§ **AIM**
Repeat every entry in the listing below, exactly.

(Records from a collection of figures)
## START
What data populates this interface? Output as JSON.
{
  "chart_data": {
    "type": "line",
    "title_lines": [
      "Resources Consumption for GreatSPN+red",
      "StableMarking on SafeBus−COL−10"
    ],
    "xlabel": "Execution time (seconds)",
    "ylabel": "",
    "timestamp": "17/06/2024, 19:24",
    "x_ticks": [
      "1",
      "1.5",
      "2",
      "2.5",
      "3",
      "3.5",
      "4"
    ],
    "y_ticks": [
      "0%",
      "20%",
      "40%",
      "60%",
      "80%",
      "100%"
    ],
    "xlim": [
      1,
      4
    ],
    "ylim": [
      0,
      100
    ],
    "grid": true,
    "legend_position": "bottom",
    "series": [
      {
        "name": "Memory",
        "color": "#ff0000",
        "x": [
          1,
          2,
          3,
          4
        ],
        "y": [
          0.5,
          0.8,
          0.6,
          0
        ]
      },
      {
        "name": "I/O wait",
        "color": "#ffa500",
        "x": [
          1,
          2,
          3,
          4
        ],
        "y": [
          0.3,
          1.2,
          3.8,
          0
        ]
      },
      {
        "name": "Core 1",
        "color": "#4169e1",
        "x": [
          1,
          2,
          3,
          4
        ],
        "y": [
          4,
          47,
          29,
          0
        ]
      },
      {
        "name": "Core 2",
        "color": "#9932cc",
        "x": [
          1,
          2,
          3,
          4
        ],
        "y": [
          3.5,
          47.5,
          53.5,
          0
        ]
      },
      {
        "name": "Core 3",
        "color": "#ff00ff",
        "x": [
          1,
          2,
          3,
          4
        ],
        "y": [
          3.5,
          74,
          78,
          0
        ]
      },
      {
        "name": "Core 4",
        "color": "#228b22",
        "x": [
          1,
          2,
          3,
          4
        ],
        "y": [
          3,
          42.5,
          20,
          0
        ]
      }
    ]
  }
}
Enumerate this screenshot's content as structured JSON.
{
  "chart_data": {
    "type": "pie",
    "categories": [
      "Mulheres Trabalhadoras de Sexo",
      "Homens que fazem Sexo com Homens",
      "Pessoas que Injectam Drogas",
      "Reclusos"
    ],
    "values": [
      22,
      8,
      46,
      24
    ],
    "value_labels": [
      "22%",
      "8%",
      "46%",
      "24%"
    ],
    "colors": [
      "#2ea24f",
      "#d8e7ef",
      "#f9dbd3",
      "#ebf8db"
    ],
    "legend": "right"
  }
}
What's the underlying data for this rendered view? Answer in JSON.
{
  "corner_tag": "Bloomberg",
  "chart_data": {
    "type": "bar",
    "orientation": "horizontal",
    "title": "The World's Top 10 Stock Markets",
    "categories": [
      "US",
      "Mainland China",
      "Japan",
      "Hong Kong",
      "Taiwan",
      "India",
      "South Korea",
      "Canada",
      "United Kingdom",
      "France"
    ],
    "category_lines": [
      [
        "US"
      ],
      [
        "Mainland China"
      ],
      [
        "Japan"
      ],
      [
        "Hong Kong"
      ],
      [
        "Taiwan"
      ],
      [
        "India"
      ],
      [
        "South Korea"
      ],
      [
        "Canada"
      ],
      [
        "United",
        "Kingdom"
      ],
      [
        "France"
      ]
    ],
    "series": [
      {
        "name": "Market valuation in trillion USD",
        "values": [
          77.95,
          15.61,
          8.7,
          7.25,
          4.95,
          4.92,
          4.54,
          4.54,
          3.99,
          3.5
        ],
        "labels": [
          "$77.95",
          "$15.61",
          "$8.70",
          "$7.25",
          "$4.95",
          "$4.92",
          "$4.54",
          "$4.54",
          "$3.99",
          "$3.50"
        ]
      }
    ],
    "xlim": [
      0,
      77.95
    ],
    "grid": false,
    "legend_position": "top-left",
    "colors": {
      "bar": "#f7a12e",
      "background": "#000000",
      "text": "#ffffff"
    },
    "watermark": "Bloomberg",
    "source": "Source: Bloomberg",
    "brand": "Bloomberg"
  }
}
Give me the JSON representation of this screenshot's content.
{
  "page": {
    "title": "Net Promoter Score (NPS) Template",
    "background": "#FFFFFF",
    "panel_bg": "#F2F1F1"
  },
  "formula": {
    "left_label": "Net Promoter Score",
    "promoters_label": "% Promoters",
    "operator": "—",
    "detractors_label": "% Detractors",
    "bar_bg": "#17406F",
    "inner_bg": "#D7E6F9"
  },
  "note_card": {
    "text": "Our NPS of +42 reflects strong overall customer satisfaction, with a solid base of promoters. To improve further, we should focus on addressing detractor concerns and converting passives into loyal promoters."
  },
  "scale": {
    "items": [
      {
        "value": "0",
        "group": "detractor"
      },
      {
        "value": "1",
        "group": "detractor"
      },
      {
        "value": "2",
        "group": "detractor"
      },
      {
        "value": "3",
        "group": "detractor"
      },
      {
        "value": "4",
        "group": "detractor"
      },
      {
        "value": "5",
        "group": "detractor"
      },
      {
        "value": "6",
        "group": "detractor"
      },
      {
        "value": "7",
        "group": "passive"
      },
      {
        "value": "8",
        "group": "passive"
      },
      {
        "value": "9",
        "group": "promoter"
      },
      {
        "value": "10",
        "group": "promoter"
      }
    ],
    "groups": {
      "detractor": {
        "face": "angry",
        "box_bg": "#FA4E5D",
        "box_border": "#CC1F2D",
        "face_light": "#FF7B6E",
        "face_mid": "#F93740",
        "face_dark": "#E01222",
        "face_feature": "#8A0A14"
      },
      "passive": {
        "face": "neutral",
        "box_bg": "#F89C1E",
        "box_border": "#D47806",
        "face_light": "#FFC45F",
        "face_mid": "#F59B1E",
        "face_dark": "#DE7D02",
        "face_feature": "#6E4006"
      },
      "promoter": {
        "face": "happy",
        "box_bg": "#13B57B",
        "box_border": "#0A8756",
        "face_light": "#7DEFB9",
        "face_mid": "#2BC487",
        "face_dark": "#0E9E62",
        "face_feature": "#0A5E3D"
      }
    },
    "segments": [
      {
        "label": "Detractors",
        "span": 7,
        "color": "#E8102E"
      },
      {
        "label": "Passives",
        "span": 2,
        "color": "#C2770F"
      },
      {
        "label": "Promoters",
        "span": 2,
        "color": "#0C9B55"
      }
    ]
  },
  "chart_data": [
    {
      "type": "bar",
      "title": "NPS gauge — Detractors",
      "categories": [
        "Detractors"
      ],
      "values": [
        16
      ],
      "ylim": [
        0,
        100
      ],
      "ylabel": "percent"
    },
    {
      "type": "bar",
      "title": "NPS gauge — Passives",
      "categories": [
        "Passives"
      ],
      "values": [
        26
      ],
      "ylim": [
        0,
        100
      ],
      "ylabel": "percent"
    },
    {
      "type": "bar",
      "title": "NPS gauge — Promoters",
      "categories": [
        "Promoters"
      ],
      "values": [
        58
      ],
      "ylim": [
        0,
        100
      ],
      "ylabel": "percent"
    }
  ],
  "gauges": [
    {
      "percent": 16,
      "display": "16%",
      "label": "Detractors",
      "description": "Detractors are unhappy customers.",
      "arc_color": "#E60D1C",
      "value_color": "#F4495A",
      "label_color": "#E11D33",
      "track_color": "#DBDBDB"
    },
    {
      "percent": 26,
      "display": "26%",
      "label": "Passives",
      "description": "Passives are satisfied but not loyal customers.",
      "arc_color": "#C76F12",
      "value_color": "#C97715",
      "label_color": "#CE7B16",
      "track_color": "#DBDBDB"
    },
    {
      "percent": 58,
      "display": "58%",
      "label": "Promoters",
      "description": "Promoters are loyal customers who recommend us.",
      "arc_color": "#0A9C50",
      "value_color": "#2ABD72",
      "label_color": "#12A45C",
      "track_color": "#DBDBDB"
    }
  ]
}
## END
§ **PROBLEM SOLUTION**
What data populates this interface? Output as JSON.
{
  "chart_data": {
    "type": "line",
    "title_lines": [
      "Resources Consumption for GreatSPN+red",
      "StableMarking on SafeBus−COL−10"
    ],
    "xlabel": "Execution time (seconds)",
    "ylabel": "",
    "timestamp": "17/06/2024, 19:24",
    "x_ticks": [
      "1",
      "1.5",
      "2",
      "2.5",
      "3",
      "3.5",
      "4"
    ],
    "y_ticks": [
      "0%",
      "20%",
      "40%",
      "60%",
      "80%",
      "100%"
    ],
    "xlim": [
      1,
      4
    ],
    "ylim": [
      0,
      100
    ],
    "grid": true,
    "legend_position": "bottom",
    "series": [
      {
        "name": "Memory",
        "color": "#ff0000",
        "x": [
          1,
          2,
          3,
          4
        ],
        "y": [
          0.5,
          0.8,
          0.6,
          0
        ]
      },
      {
        "name": "I/O wait",
        "color": "#ffa500",
        "x": [
          1,
          2,
          3,
          4
        ],
        "y": [
          0.3,
          1.2,
          3.8,
          0
        ]
      },
      {
        "name": "Core 1",
        "color": "#4169e1",
        "x": [
          1,
          2,
          3,
          4
        ],
        "y": [
          4,
          47,
          29,
          0
        ]
      },
      {
        "name": "Core 2",
        "color": "#9932cc",
        "x": [
          1,
          2,
          3,
          4
        ],
        "y": [
          3.5,
          47.5,
          53.5,
          0
        ]
      },
      {
        "name": "Core 3",
        "color": "#ff00ff",
        "x": [
          1,
          2,
          3,
          4
        ],
        "y": [
          3.5,
          74,
          78,
          0
        ]
      },
      {
        "name": "Core 4",
        "color": "#228b22",
        "x": [
          1,
          2,
          3,
          4
        ],
        "y": [
          3,
          42.5,
          20,
          0
        ]
      }
    ]
  }
}
Enumerate this screenshot's content as structured JSON.
{
  "chart_data": {
    "type": "pie",
    "categories": [
      "Mulheres Trabalhadoras de Sexo",
      "Homens que fazem Sexo com Homens",
      "Pessoas que Injectam Drogas",
      "Reclusos"
    ],
    "values": [
      22,
      8,
      46,
      24
    ],
    "value_labels": [
      "22%",
      "8%",
      "46%",
      "24%"
    ],
    "colors": [
      "#2ea24f",
      "#d8e7ef",
      "#f9dbd3",
      "#ebf8db"
    ],
    "legend": "right"
  }
}
What's the underlying data for this rendered view? Answer in JSON.
{
  "corner_tag": "Bloomberg",
  "chart_data": {
    "type": "bar",
    "orientation": "horizontal",
    "title": "The World's Top 10 Stock Markets",
    "categories": [
      "US",
      "Mainland China",
      "Japan",
      "Hong Kong",
      "Taiwan",
      "India",
      "South Korea",
      "Canada",
      "United Kingdom",
      "France"
    ],
    "category_lines": [
      [
        "US"
      ],
      [
        "Mainland China"
      ],
      [
        "Japan"
      ],
      [
        "Hong Kong"
      ],
      [
        "Taiwan"
      ],
      [
        "India"
      ],
      [
        "South Korea"
      ],
      [
        "Canada"
      ],
      [
        "United",
        "Kingdom"
      ],
      [
        "France"
      ]
    ],
    "series": [
      {
        "name": "Market valuation in trillion USD",
        "values": [
          77.95,
          15.61,
          8.7,
          7.25,
          4.95,
          4.92,
          4.54,
          4.54,
          3.99,
          3.5
        ],
        "labels": [
          "$77.95",
          "$15.61",
          "$8.70",
          "$7.25",
          "$4.95",
          "$4.92",
          "$4.54",
          "$4.54",
          "$3.99",
          "$3.50"
        ]
      }
    ],
    "xlim": [
      0,
      77.95
    ],
    "grid": false,
    "legend_position": "top-left",
    "colors": {
      "bar": "#f7a12e",
      "background": "#000000",
      "text": "#ffffff"
    },
    "watermark": "Bloomberg",
    "source": "Source: Bloomberg",
    "brand": "Bloomberg"
  }
}
Give me the JSON representation of this screenshot's content.
{
  "page": {
    "title": "Net Promoter Score (NPS) Template",
    "background": "#FFFFFF",
    "panel_bg": "#F2F1F1"
  },
  "formula": {
    "left_label": "Net Promoter Score",
    "promoters_label": "% Promoters",
    "operator": "—",
    "detractors_label": "% Detractors",
    "bar_bg": "#17406F",
    "inner_bg": "#D7E6F9"
  },
  "note_card": {
    "text": "Our NPS of +42 reflects strong overall customer satisfaction, with a solid base of promoters. To improve further, we should focus on addressing detractor concerns and converting passives into loyal promoters."
  },
  "scale": {
    "items": [
      {
        "value": "0",
        "group": "detractor"
      },
      {
        "value": "1",
        "group": "detractor"
      },
      {
        "value": "2",
        "group": "detractor"
      },
      {
        "value": "3",
        "group": "detractor"
      },
      {
        "value": "4",
        "group": "detractor"
      },
      {
        "value": "5",
        "group": "detractor"
      },
      {
        "value": "6",
        "group": "detractor"
      },
      {
        "value": "7",
        "group": "passive"
      },
      {
        "value": "8",
        "group": "passive"
      },
      {
        "value": "9",
        "group": "promoter"
      },
      {
        "value": "10",
        "group": "promoter"
      }
    ],
    "groups": {
      "detractor": {
        "face": "angry",
        "box_bg": "#FA4E5D",
        "box_border": "#CC1F2D",
        "face_light": "#FF7B6E",
        "face_mid": "#F93740",
        "face_dark": "#E01222",
        "face_feature": "#8A0A14"
      },
      "passive": {
        "face": "neutral",
        "box_bg": "#F89C1E",
        "box_border": "#D47806",
        "face_light": "#FFC45F",
        "face_mid": "#F59B1E",
        "face_dark": "#DE7D02",
        "face_feature": "#6E4006"
      },
      "promoter": {
        "face": "happy",
        "box_bg": "#13B57B",
        "box_border": "#0A8756",
        "face_light": "#7DEFB9",
        "face_mid": "#2BC487",
        "face_dark": "#0E9E62",
        "face_feature": "#0A5E3D"
      }
    },
    "segments": [
      {
        "label": "Detractors",
        "span": 7,
        "color": "#E8102E"
      },
      {
        "label": "Passives",
        "span": 2,
        "color": "#C2770F"
      },
      {
        "label": "Promoters",
        "span": 2,
        "color": "#0C9B55"
      }
    ]
  },
  "chart_data": [
    {
      "type": "bar",
      "title": "NPS gauge — Detractors",
      "categories": [
        "Detractors"
      ],
      "values": [
        16
      ],
      "ylim": [
        0,
        100
      ],
      "ylabel": "percent"
    },
    {
      "type": "bar",
      "title": "NPS gauge — Passives",
      "categories": [
        "Passives"
      ],
      "values": [
        26
      ],
      "ylim": [
        0,
        100
      ],
      "ylabel": "percent"
    },
    {
      "type": "bar",
      "title": "NPS gauge — Promoters",
      "categories": [
        "Promoters"
      ],
      "values": [
        58
      ],
      "ylim": [
        0,
        100
      ],
      "ylabel": "percent"
    }
  ],
  "gauges": [
    {
      "percent": 16,
      "display": "16%",
      "label": "Detractors",
      "description": "Detractors are unhappy customers.",
      "arc_color": "#E60D1C",
      "value_color": "#F4495A",
      "label_color": "#E11D33",
      "track_color": "#DBDBDB"
    },
    {
      "percent": 26,
      "display": "26%",
      "label": "Passives",
      "description": "Passives are satisfied but not loyal customers.",
      "arc_color": "#C76F12",
      "value_color": "#C97715",
      "label_color": "#CE7B16",
      "track_color": "#DBDBDB"
    },
    {
      "percent": 58,
      "display": "58%",
      "label": "Promoters",
      "description": "Promoters are loyal customers who recommend us.",
      "arc_color": "#0A9C50",
      "value_color": "#2ABD72",
      "label_color": "#12A45C",
      "track_color": "#DBDBDB"
    }
  ]
}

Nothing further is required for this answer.